* **Problem**:
Output all the entries word for word. Omit the pictures.

Begin Dataset records

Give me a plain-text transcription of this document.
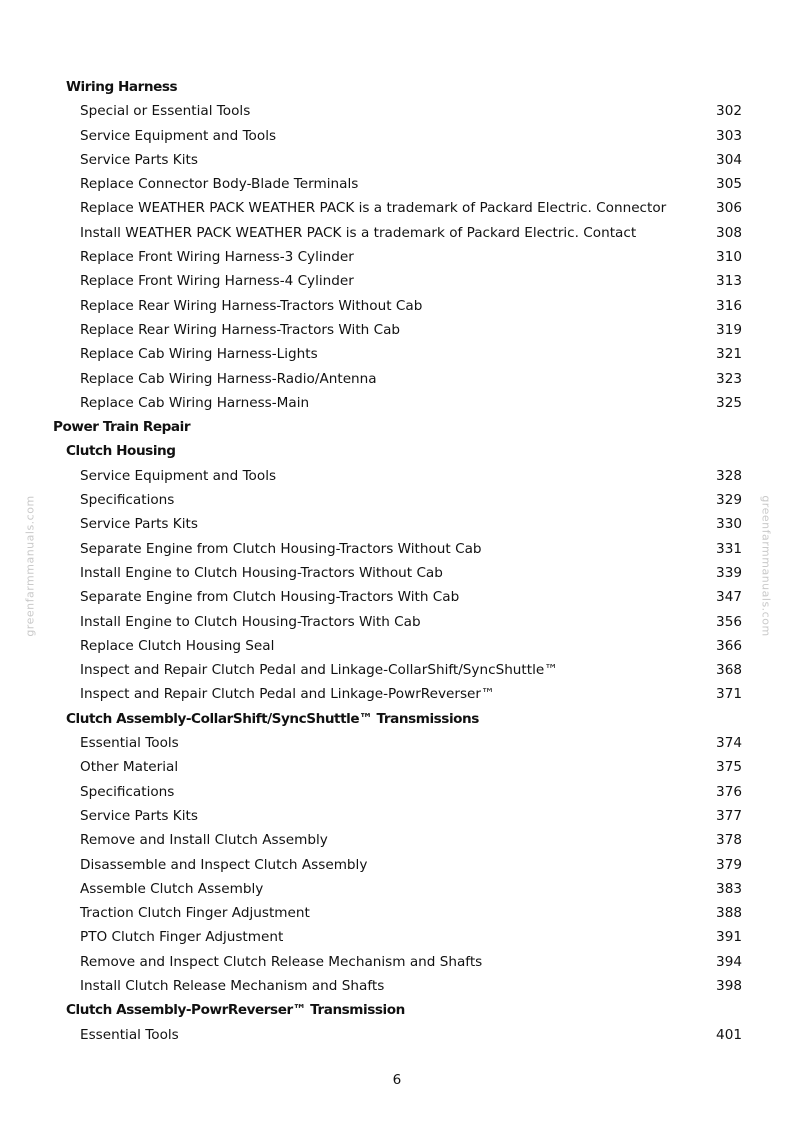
Wiring Harness
Special or Essential Tools	302
Service Equipment and Tools	303
Service Parts Kits	304
Replace Connector Body-Blade Terminals	305
Replace WEATHER PACK WEATHER PACK is a trademark of Packard Electric. Connector	306
Install WEATHER PACK WEATHER PACK is a trademark of Packard Electric. Contact	308
Replace Front Wiring Harness-3 Cylinder	310
Replace Front Wiring Harness-4 Cylinder	313
Replace Rear Wiring Harness-Tractors Without Cab	316
Replace Rear Wiring Harness-Tractors With Cab	319
Replace Cab Wiring Harness-Lights	321
Replace Cab Wiring Harness-Radio/Antenna	323
Replace Cab Wiring Harness-Main	325
Power Train Repair
Clutch Housing
Service Equipment and Tools	328
Specifications	329
Service Parts Kits	330
Separate Engine from Clutch Housing-Tractors Without Cab	331
Install Engine to Clutch Housing-Tractors Without Cab	339
Separate Engine from Clutch Housing-Tractors With Cab	347
Install Engine to Clutch Housing-Tractors With Cab	356
Replace Clutch Housing Seal	366
Inspect and Repair Clutch Pedal and Linkage-CollarShift/SyncShuttle™	368
Inspect and Repair Clutch Pedal and Linkage-PowrReverser™	371
Clutch Assembly-CollarShift/SyncShuttle™ Transmissions
Essential Tools	374
Other Material	375
Specifications	376
Service Parts Kits	377
Remove and Install Clutch Assembly	378
Disassemble and Inspect Clutch Assembly	379
Assemble Clutch Assembly	383
Traction Clutch Finger Adjustment	388
PTO Clutch Finger Adjustment	391
Remove and Inspect Clutch Release Mechanism and Shafts	394
Install Clutch Release Mechanism and Shafts	398
Clutch Assembly-PowrReverser™ Transmission
Essential Tools	401
greenfarmmanuals.com	greenfarmmanuals.com
6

End Dataset records

* **Result of this task**:
Give me a plain-text transcription of this document.
Wiring Harness
Special or Essential Tools	302
Service Equipment and Tools	303
Service Parts Kits	304
Replace Connector Body-Blade Terminals	305
Replace WEATHER PACK WEATHER PACK is a trademark of Packard Electric. Connector	306
Install WEATHER PACK WEATHER PACK is a trademark of Packard Electric. Contact	308
Replace Front Wiring Harness-3 Cylinder	310
Replace Front Wiring Harness-4 Cylinder	313
Replace Rear Wiring Harness-Tractors Without Cab	316
Replace Rear Wiring Harness-Tractors With Cab	319
Replace Cab Wiring Harness-Lights	321
Replace Cab Wiring Harness-Radio/Antenna	323
Replace Cab Wiring Harness-Main	325
Power Train Repair
Clutch Housing
Service Equipment and Tools	328
Specifications	329
Service Parts Kits	330
Separate Engine from Clutch Housing-Tractors Without Cab	331
Install Engine to Clutch Housing-Tractors Without Cab	339
Separate Engine from Clutch Housing-Tractors With Cab	347
Install Engine to Clutch Housing-Tractors With Cab	356
Replace Clutch Housing Seal	366
Inspect and Repair Clutch Pedal and Linkage-CollarShift/SyncShuttle™	368
Inspect and Repair Clutch Pedal and Linkage-PowrReverser™	371
Clutch Assembly-CollarShift/SyncShuttle™ Transmissions
Essential Tools	374
Other Material	375
Specifications	376
Service Parts Kits	377
Remove and Install Clutch Assembly	378
Disassemble and Inspect Clutch Assembly	379
Assemble Clutch Assembly	383
Traction Clutch Finger Adjustment	388
PTO Clutch Finger Adjustment	391
Remove and Inspect Clutch Release Mechanism and Shafts	394
Install Clutch Release Mechanism and Shafts	398
Clutch Assembly-PowrReverser™ Transmission
Essential Tools	401
greenfarmmanuals.com	greenfarmmanuals.com
6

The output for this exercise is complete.